==== ENTRIES SHOWN

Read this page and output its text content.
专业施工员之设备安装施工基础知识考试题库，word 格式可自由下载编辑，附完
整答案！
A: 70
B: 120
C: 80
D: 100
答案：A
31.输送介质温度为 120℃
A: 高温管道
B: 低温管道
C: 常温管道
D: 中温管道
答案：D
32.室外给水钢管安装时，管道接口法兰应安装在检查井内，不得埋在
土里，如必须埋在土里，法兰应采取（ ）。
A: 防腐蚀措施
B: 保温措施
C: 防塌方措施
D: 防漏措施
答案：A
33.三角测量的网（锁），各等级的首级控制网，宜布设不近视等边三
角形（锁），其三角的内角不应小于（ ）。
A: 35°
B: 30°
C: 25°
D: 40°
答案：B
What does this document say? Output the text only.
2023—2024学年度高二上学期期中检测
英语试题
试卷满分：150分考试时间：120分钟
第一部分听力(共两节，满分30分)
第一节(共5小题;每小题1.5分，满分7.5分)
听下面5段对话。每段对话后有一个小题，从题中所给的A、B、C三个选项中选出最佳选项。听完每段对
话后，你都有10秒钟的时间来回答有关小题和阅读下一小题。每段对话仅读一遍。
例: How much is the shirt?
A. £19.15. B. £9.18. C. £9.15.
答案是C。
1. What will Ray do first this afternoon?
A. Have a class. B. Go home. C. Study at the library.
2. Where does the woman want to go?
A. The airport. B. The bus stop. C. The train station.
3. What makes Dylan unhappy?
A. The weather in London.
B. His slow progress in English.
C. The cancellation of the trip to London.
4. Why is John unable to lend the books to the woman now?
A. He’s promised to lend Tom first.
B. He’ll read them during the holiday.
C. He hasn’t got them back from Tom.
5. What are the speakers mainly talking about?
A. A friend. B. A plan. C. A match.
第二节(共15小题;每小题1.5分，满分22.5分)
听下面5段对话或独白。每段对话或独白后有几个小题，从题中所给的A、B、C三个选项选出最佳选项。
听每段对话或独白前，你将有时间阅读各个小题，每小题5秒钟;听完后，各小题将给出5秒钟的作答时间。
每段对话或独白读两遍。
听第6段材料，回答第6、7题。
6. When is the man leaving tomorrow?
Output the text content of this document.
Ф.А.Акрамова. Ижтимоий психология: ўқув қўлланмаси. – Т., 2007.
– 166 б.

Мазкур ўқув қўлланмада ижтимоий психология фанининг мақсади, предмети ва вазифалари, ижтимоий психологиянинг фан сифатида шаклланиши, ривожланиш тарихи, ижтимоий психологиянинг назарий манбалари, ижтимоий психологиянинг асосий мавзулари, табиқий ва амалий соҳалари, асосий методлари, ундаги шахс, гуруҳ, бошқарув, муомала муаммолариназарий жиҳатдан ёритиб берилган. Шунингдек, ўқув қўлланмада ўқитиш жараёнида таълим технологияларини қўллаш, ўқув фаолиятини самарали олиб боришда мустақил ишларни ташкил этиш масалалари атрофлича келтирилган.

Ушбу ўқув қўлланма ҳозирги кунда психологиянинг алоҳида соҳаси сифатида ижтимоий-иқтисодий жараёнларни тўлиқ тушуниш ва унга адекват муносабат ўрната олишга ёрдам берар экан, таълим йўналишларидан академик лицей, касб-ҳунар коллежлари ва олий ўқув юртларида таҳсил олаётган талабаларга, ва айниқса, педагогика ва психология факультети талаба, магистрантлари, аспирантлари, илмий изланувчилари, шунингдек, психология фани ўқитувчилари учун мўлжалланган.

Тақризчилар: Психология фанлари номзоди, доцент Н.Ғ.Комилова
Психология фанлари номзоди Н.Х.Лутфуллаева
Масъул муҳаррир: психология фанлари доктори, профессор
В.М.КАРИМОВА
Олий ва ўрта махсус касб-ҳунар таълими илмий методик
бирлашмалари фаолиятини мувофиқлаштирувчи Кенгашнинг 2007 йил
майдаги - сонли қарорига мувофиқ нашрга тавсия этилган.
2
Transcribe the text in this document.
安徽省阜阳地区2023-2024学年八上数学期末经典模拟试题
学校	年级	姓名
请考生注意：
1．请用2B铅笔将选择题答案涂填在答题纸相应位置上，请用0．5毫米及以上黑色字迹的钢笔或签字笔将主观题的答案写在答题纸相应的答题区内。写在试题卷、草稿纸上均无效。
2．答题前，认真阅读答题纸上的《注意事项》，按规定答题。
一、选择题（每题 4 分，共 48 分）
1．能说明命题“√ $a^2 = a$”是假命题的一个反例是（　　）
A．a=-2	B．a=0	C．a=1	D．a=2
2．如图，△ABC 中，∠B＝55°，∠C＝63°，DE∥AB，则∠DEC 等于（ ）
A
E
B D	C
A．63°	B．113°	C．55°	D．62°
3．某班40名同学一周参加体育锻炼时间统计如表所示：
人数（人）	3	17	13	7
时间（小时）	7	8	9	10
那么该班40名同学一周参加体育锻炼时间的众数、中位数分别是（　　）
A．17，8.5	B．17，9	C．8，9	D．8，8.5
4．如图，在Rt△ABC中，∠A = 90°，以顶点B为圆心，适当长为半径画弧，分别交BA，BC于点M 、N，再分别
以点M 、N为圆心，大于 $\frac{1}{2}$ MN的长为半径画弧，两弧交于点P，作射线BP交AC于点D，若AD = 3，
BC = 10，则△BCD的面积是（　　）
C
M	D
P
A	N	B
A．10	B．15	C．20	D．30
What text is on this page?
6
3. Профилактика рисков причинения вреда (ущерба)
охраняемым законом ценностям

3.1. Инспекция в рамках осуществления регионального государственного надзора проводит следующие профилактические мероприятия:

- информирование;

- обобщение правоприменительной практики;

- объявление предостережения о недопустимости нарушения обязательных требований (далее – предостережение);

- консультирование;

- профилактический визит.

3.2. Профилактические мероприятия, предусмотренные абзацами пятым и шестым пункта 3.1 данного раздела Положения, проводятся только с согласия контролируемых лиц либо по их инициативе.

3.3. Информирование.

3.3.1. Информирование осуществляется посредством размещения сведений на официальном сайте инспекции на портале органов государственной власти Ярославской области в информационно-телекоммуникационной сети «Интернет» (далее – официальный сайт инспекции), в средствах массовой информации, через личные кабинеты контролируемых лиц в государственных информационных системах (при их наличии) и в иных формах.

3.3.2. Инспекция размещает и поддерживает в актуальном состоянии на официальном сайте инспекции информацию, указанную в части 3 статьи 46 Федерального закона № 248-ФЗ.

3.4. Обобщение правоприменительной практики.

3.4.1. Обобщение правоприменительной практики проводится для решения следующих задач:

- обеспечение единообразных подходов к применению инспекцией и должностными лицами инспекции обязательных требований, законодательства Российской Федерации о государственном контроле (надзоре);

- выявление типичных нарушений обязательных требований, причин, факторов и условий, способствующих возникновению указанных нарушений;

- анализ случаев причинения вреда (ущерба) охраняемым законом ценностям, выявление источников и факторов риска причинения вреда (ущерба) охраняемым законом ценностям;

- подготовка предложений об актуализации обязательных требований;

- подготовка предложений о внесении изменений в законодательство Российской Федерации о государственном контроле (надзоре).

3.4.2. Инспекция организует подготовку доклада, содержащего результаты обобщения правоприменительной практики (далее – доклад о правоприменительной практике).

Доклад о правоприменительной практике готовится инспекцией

========

* **OBJECTIVE**: Write the data out again in full and exactly.

* **ANSWER FOR THE TASK**:
Read this page and output its text content.
专业施工员之设备安装施工基础知识考试题库，word 格式可自由下载编辑，附完
整答案！
A: 70
B: 120
C: 80
D: 100
答案：A
31.输送介质温度为 120℃
A: 高温管道
B: 低温管道
C: 常温管道
D: 中温管道
答案：D
32.室外给水钢管安装时，管道接口法兰应安装在检查井内，不得埋在
土里，如必须埋在土里，法兰应采取（ ）。
A: 防腐蚀措施
B: 保温措施
C: 防塌方措施
D: 防漏措施
答案：A
33.三角测量的网（锁），各等级的首级控制网，宜布设不近视等边三
角形（锁），其三角的内角不应小于（ ）。
A: 35°
B: 30°
C: 25°
D: 40°
答案：B
What does this document say? Output the text only.
2023—2024学年度高二上学期期中检测
英语试题
试卷满分：150分考试时间：120分钟
第一部分听力(共两节，满分30分)
第一节(共5小题;每小题1.5分，满分7.5分)
听下面5段对话。每段对话后有一个小题，从题中所给的A、B、C三个选项中选出最佳选项。听完每段对
话后，你都有10秒钟的时间来回答有关小题和阅读下一小题。每段对话仅读一遍。
例: How much is the shirt?
A. £19.15. B. £9.18. C. £9.15.
答案是C。
1. What will Ray do first this afternoon?
A. Have a class. B. Go home. C. Study at the library.
2. Where does the woman want to go?
A. The airport. B. The bus stop. C. The train station.
3. What makes Dylan unhappy?
A. The weather in London.
B. His slow progress in English.
C. The cancellation of the trip to London.
4. Why is John unable to lend the books to the woman now?
A. He’s promised to lend Tom first.
B. He’ll read them during the holiday.
C. He hasn’t got them back from Tom.
5. What are the speakers mainly talking about?
A. A friend. B. A plan. C. A match.
第二节(共15小题;每小题1.5分，满分22.5分)
听下面5段对话或独白。每段对话或独白后有几个小题，从题中所给的A、B、C三个选项选出最佳选项。
听每段对话或独白前，你将有时间阅读各个小题，每小题5秒钟;听完后，各小题将给出5秒钟的作答时间。
每段对话或独白读两遍。
听第6段材料，回答第6、7题。
6. When is the man leaving tomorrow?
Output the text content of this document.
Ф.А.Акрамова. Ижтимоий психология: ўқув қўлланмаси. – Т., 2007.
– 166 б.

Мазкур ўқув қўлланмада ижтимоий психология фанининг мақсади, предмети ва вазифалари, ижтимоий психологиянинг фан сифатида шаклланиши, ривожланиш тарихи, ижтимоий психологиянинг назарий манбалари, ижтимоий психологиянинг асосий мавзулари, табиқий ва амалий соҳалари, асосий методлари, ундаги шахс, гуруҳ, бошқарув, муомала муаммолариназарий жиҳатдан ёритиб берилган. Шунингдек, ўқув қўлланмада ўқитиш жараёнида таълим технологияларини қўллаш, ўқув фаолиятини самарали олиб боришда мустақил ишларни ташкил этиш масалалари атрофлича келтирилган.

Ушбу ўқув қўлланма ҳозирги кунда психологиянинг алоҳида соҳаси сифатида ижтимоий-иқтисодий жараёнларни тўлиқ тушуниш ва унга адекват муносабат ўрната олишга ёрдам берар экан, таълим йўналишларидан академик лицей, касб-ҳунар коллежлари ва олий ўқув юртларида таҳсил олаётган талабаларга, ва айниқса, педагогика ва психология факультети талаба, магистрантлари, аспирантлари, илмий изланувчилари, шунингдек, психология фани ўқитувчилари учун мўлжалланган.

Тақризчилар: Психология фанлари номзоди, доцент Н.Ғ.Комилова
Психология фанлари номзоди Н.Х.Лутфуллаева
Масъул муҳаррир: психология фанлари доктори, профессор
В.М.КАРИМОВА
Олий ва ўрта махсус касб-ҳунар таълими илмий методик
бирлашмалари фаолиятини мувофиқлаштирувчи Кенгашнинг 2007 йил
майдаги - сонли қарорига мувофиқ нашрга тавсия этилган.
2
Transcribe the text in this document.
安徽省阜阳地区2023-2024学年八上数学期末经典模拟试题
学校	年级	姓名
请考生注意：
1．请用2B铅笔将选择题答案涂填在答题纸相应位置上，请用0．5毫米及以上黑色字迹的钢笔或签字笔将主观题的答案写在答题纸相应的答题区内。写在试题卷、草稿纸上均无效。
2．答题前，认真阅读答题纸上的《注意事项》，按规定答题。
一、选择题（每题 4 分，共 48 分）
1．能说明命题“√ $a^2 = a$”是假命题的一个反例是（　　）
A．a=-2	B．a=0	C．a=1	D．a=2
2．如图，△ABC 中，∠B＝55°，∠C＝63°，DE∥AB，则∠DEC 等于（ ）
A
E
B D	C
A．63°	B．113°	C．55°	D．62°
3．某班40名同学一周参加体育锻炼时间统计如表所示：
人数（人）	3	17	13	7
时间（小时）	7	8	9	10
那么该班40名同学一周参加体育锻炼时间的众数、中位数分别是（　　）
A．17，8.5	B．17，9	C．8，9	D．8，8.5
4．如图，在Rt△ABC中，∠A = 90°，以顶点B为圆心，适当长为半径画弧，分别交BA，BC于点M 、N，再分别
以点M 、N为圆心，大于 $\frac{1}{2}$ MN的长为半径画弧，两弧交于点P，作射线BP交AC于点D，若AD = 3，
BC = 10，则△BCD的面积是（　　）
C
M	D
P
A	N	B
A．10	B．15	C．20	D．30
What text is on this page?
6
3. Профилактика рисков причинения вреда (ущерба)
охраняемым законом ценностям

3.1. Инспекция в рамках осуществления регионального государственного надзора проводит следующие профилактические мероприятия:

- информирование;

- обобщение правоприменительной практики;

- объявление предостережения о недопустимости нарушения обязательных требований (далее – предостережение);

- консультирование;

- профилактический визит.

3.2. Профилактические мероприятия, предусмотренные абзацами пятым и шестым пункта 3.1 данного раздела Положения, проводятся только с согласия контролируемых лиц либо по их инициативе.

3.3. Информирование.

3.3.1. Информирование осуществляется посредством размещения сведений на официальном сайте инспекции на портале органов государственной власти Ярославской области в информационно-телекоммуникационной сети «Интернет» (далее – официальный сайт инспекции), в средствах массовой информации, через личные кабинеты контролируемых лиц в государственных информационных системах (при их наличии) и в иных формах.

3.3.2. Инспекция размещает и поддерживает в актуальном состоянии на официальном сайте инспекции информацию, указанную в части 3 статьи 46 Федерального закона № 248-ФЗ.

3.4. Обобщение правоприменительной практики.

3.4.1. Обобщение правоприменительной практики проводится для решения следующих задач:

- обеспечение единообразных подходов к применению инспекцией и должностными лицами инспекции обязательных требований, законодательства Российской Федерации о государственном контроле (надзоре);

- выявление типичных нарушений обязательных требований, причин, факторов и условий, способствующих возникновению указанных нарушений;

- анализ случаев причинения вреда (ущерба) охраняемым законом ценностям, выявление источников и факторов риска причинения вреда (ущерба) охраняемым законом ценностям;

- подготовка предложений об актуализации обязательных требований;

- подготовка предложений о внесении изменений в законодательство Российской Федерации о государственном контроле (надзоре).

3.4.2. Инспекция организует подготовку доклада, содержащего результаты обобщения правоприменительной практики (далее – доклад о правоприменительной практике).

Доклад о правоприменительной практике готовится инспекцией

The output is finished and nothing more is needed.